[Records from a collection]

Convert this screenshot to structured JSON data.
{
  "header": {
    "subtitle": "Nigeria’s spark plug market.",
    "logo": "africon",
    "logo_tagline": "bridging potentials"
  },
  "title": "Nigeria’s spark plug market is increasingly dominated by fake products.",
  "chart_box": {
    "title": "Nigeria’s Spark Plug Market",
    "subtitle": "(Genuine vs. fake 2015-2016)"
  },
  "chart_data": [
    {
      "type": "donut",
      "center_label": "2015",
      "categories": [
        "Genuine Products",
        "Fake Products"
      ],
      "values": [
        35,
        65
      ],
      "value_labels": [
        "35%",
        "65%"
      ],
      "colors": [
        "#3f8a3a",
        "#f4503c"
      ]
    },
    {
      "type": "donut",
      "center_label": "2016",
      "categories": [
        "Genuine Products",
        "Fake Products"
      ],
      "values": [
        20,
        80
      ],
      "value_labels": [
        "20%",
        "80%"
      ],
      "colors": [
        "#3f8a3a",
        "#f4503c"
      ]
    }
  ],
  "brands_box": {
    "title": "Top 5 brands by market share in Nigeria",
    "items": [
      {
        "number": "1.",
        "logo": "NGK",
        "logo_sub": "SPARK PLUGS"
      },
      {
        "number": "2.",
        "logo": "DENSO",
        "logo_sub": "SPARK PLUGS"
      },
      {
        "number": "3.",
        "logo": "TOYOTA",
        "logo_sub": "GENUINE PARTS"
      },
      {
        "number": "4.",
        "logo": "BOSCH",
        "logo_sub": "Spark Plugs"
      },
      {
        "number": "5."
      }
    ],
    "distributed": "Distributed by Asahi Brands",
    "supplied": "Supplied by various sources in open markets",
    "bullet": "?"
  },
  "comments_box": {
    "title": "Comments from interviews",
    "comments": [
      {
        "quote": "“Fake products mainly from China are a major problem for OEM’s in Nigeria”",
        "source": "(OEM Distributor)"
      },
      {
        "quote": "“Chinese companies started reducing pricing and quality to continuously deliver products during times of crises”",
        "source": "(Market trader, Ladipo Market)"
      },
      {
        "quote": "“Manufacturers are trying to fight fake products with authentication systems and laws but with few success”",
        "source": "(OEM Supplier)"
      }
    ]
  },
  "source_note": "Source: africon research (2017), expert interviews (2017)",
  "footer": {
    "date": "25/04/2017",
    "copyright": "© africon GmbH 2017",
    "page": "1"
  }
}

**Instructions to follow**
Check each line above for the word "subtitle", and copy the lines where it appears.

**Result below**
    "subtitle": "Nigeria’s spark plug market.",
    "subtitle": "(Genuine vs. fake 2015-2016)"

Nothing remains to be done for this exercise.